- _Exercise brief_: Count the lines in the records that contain the string "conventional" and reply with only that number.

Visual layout annotation records
════════════════
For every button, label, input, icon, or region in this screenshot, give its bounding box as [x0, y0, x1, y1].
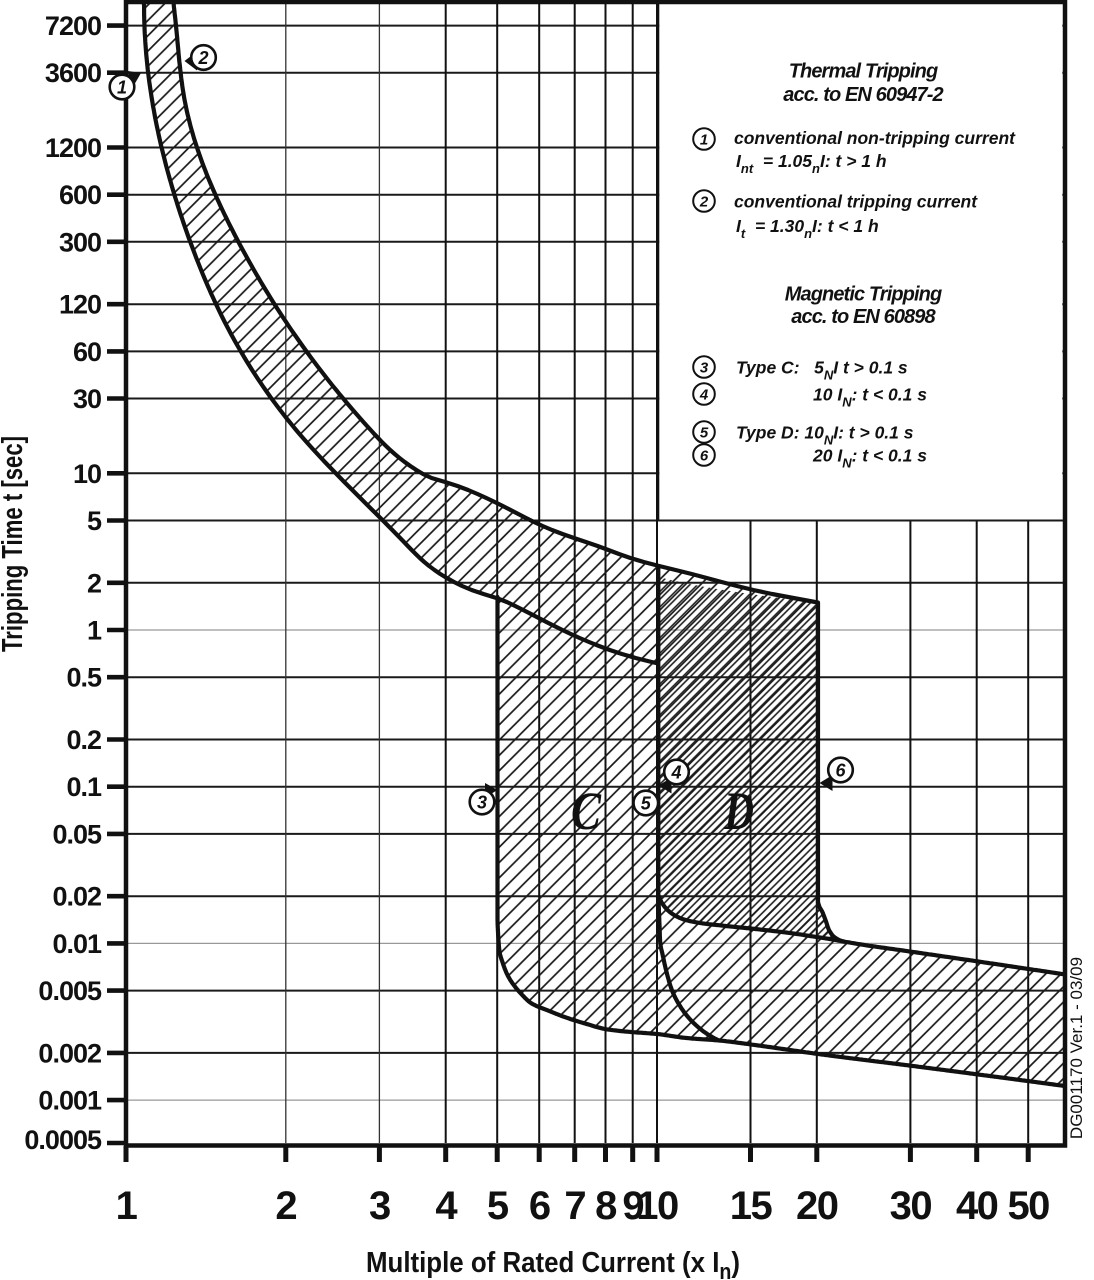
svg-text:0.001: 0.001 [38, 1086, 102, 1116]
svg-text:15: 15 [730, 1184, 773, 1228]
svg-text:30: 30 [73, 384, 101, 414]
svg-text:4: 4 [435, 1184, 458, 1228]
svg-text:50: 50 [1007, 1184, 1049, 1228]
svg-text:2: 2 [197, 48, 208, 68]
svg-text:5: 5 [87, 506, 102, 536]
svg-text:0.5: 0.5 [66, 663, 102, 693]
svg-text:4: 4 [699, 387, 709, 404]
svg-text:10: 10 [636, 1184, 678, 1228]
svg-text:0.005: 0.005 [38, 976, 102, 1006]
svg-text:5: 5 [700, 425, 709, 442]
svg-text:1: 1 [116, 1184, 138, 1228]
svg-text:D: D [723, 781, 754, 841]
svg-text:3: 3 [477, 793, 487, 813]
svg-text:2: 2 [87, 568, 101, 598]
svg-text:1: 1 [700, 132, 708, 149]
svg-text:0.2: 0.2 [66, 725, 101, 755]
svg-text:10: 10 [73, 459, 101, 489]
svg-text:20: 20 [796, 1184, 838, 1228]
svg-text:Magnetic Tripping: Magnetic Tripping [785, 284, 942, 306]
svg-text:2: 2 [699, 194, 709, 211]
svg-text:0.05: 0.05 [52, 819, 102, 849]
svg-text:600: 600 [59, 180, 101, 210]
svg-text:8: 8 [595, 1184, 617, 1228]
svg-text:5: 5 [641, 794, 652, 814]
svg-text:0.02: 0.02 [52, 882, 101, 912]
svg-text:1: 1 [117, 78, 127, 98]
svg-text:C: C [571, 781, 602, 841]
svg-text:Thermal Tripping: Thermal Tripping [789, 61, 938, 83]
svg-text:120: 120 [59, 290, 101, 320]
svg-text:300: 300 [59, 227, 101, 257]
svg-text:6: 6 [835, 761, 846, 781]
svg-text:0.0005: 0.0005 [24, 1125, 102, 1155]
svg-text:30: 30 [890, 1184, 932, 1228]
svg-text:1200: 1200 [45, 133, 101, 163]
svg-text:9: 9 [622, 1184, 643, 1228]
svg-text:6: 6 [700, 448, 709, 465]
svg-text:2: 2 [275, 1184, 296, 1228]
svg-text:acc. to EN 60947-2: acc. to EN 60947-2 [783, 84, 943, 106]
svg-text:5: 5 [487, 1184, 509, 1228]
svg-text:3: 3 [369, 1184, 390, 1228]
svg-text:0.002: 0.002 [38, 1038, 101, 1068]
svg-text:7: 7 [564, 1184, 585, 1228]
svg-text:3: 3 [700, 360, 709, 377]
svg-text:0.1: 0.1 [66, 772, 102, 802]
svg-text:7200: 7200 [45, 11, 101, 41]
svg-text:acc. to EN 60898: acc. to EN 60898 [791, 306, 936, 328]
svg-text:3600: 3600 [45, 58, 101, 88]
svg-text:conventional tripping current: conventional tripping current [734, 192, 978, 212]
svg-text:60: 60 [73, 337, 101, 367]
svg-text:Multiple of Rated Current (x I: Multiple of Rated Current (x In) [366, 1247, 740, 1280]
svg-text:1: 1 [87, 616, 102, 646]
svg-text:DG001170 Ver.1 - 03/09: DG001170 Ver.1 - 03/09 [1067, 957, 1086, 1139]
svg-text:0.01: 0.01 [52, 929, 102, 959]
svg-text:6: 6 [529, 1184, 550, 1228]
svg-text:4: 4 [670, 763, 681, 783]
svg-text:Tripping Time t [sec]: Tripping Time t [sec] [0, 436, 29, 652]
svg-text:40: 40 [956, 1184, 998, 1228]
svg-text:conventional non-tripping curr: conventional non-tripping current [734, 128, 1016, 148]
════════════════
- _Reply to the exercise_: 2